• **GOAL**: Copy the entries below exactly. Images do not belong in the copy.
>> Begin DATA FOR PROCESSING
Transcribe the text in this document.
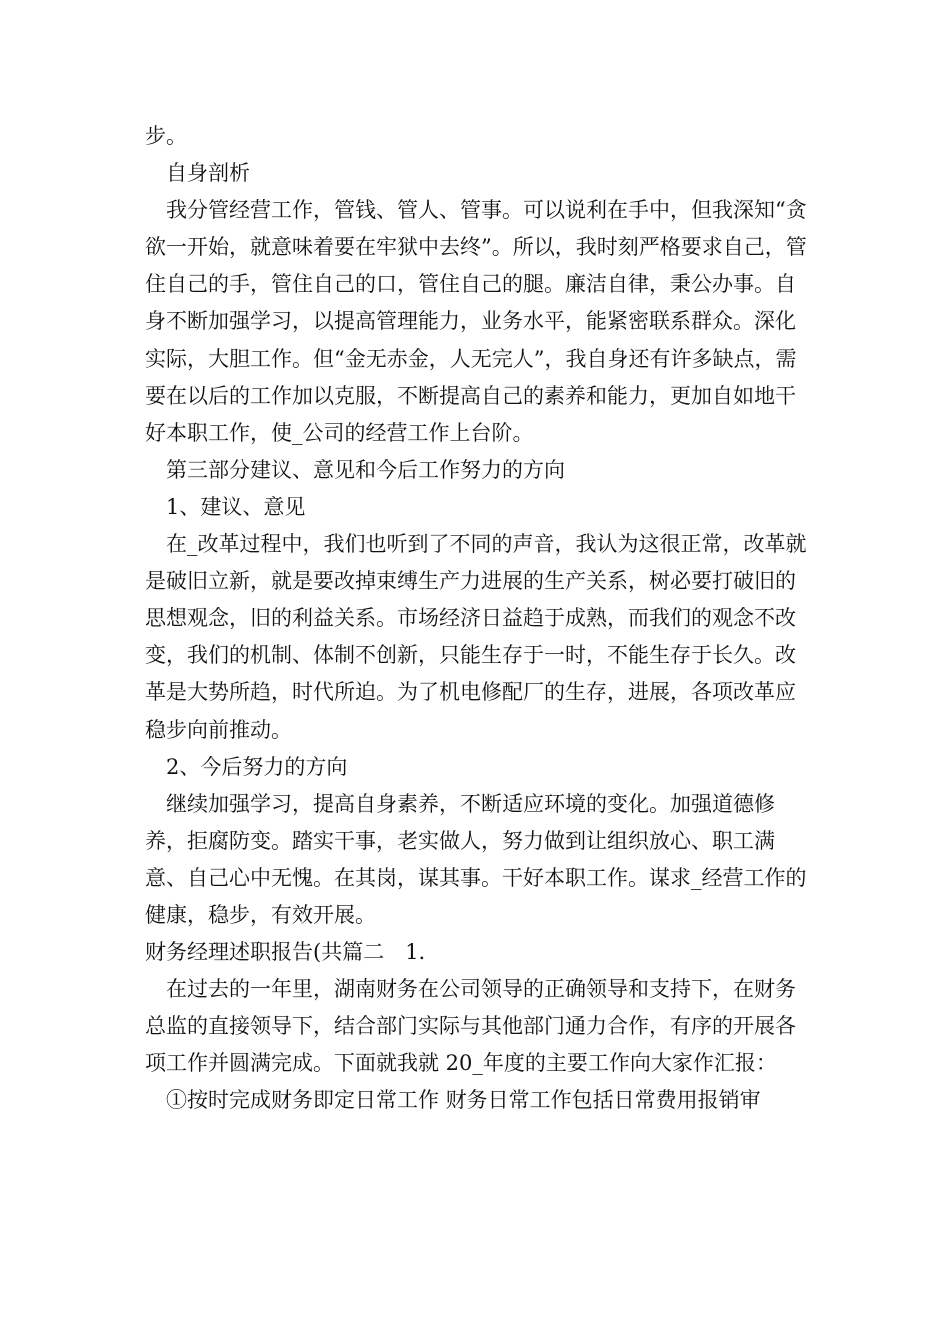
步。

自身剖析

我分管经营工作，管钱、管人、管事。可以说利在手中，但我深知“贪欲一开始，就意味着要在牢狱中去终”。所以，我时刻严格要求自己，管住自己的手，管住自己的口，管住自己的腿。廉洁自律，秉公办事。自身不断加强学习，以提高管理能力，业务水平，能紧密联系群众。深化实际，大胆工作。但“金无赤金，人无完人”，我自身还有许多缺点，需要在以后的工作加以克服，不断提高自己的素养和能力，更加自如地干好本职工作，使_公司的经营工作上台阶。

第三部分建议、意见和今后工作努力的方向

1、建议、意见

在_改革过程中，我们也听到了不同的声音，我认为这很正常，改革就是破旧立新，就是要改掉束缚生产力进展的生产关系，树必要打破旧的思想观念，旧的利益关系。市场经济日益趋于成熟，而我们的观念不改变，我们的机制、体制不创新，只能生存于一时，不能生存于长久。改革是大势所趋，时代所迫。为了机电修配厂的生存，进展，各项改革应稳步向前推动。

2、今后努力的方向

继续加强学习，提高自身素养，不断适应环境的变化。加强道德修养，拒腐防变。踏实干事，老实做人，努力做到让组织放心、职工满意、自己心中无愧。在其岗，谋其事。干好本职工作。谋求_经营工作的健康，稳步，有效开展。

财务经理述职报告(共篇二　1.

在过去的一年里，湖南财务在公司领导的正确领导和支持下，在财务总监的直接领导下，结合部门实际与其他部门通力合作，有序的开展各项工作并圆满完成。下面就我就 20_年度的主要工作向大家作汇报：

①按时完成财务即定日常工作 财务日常工作包括日常费用报销审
>> End DATA FOR PROCESSING
• **TASK SOLUTION**:
Transcribe the text in this document.
步。

自身剖析

我分管经营工作，管钱、管人、管事。可以说利在手中，但我深知“贪欲一开始，就意味着要在牢狱中去终”。所以，我时刻严格要求自己，管住自己的手，管住自己的口，管住自己的腿。廉洁自律，秉公办事。自身不断加强学习，以提高管理能力，业务水平，能紧密联系群众。深化实际，大胆工作。但“金无赤金，人无完人”，我自身还有许多缺点，需要在以后的工作加以克服，不断提高自己的素养和能力，更加自如地干好本职工作，使_公司的经营工作上台阶。

第三部分建议、意见和今后工作努力的方向

1、建议、意见

在_改革过程中，我们也听到了不同的声音，我认为这很正常，改革就是破旧立新，就是要改掉束缚生产力进展的生产关系，树必要打破旧的思想观念，旧的利益关系。市场经济日益趋于成熟，而我们的观念不改变，我们的机制、体制不创新，只能生存于一时，不能生存于长久。改革是大势所趋，时代所迫。为了机电修配厂的生存，进展，各项改革应稳步向前推动。

2、今后努力的方向

继续加强学习，提高自身素养，不断适应环境的变化。加强道德修养，拒腐防变。踏实干事，老实做人，努力做到让组织放心、职工满意、自己心中无愧。在其岗，谋其事。干好本职工作。谋求_经营工作的健康，稳步，有效开展。

财务经理述职报告(共篇二　1.

在过去的一年里，湖南财务在公司领导的正确领导和支持下，在财务总监的直接领导下，结合部门实际与其他部门通力合作，有序的开展各项工作并圆满完成。下面就我就 20_年度的主要工作向大家作汇报：

①按时完成财务即定日常工作 财务日常工作包括日常费用报销审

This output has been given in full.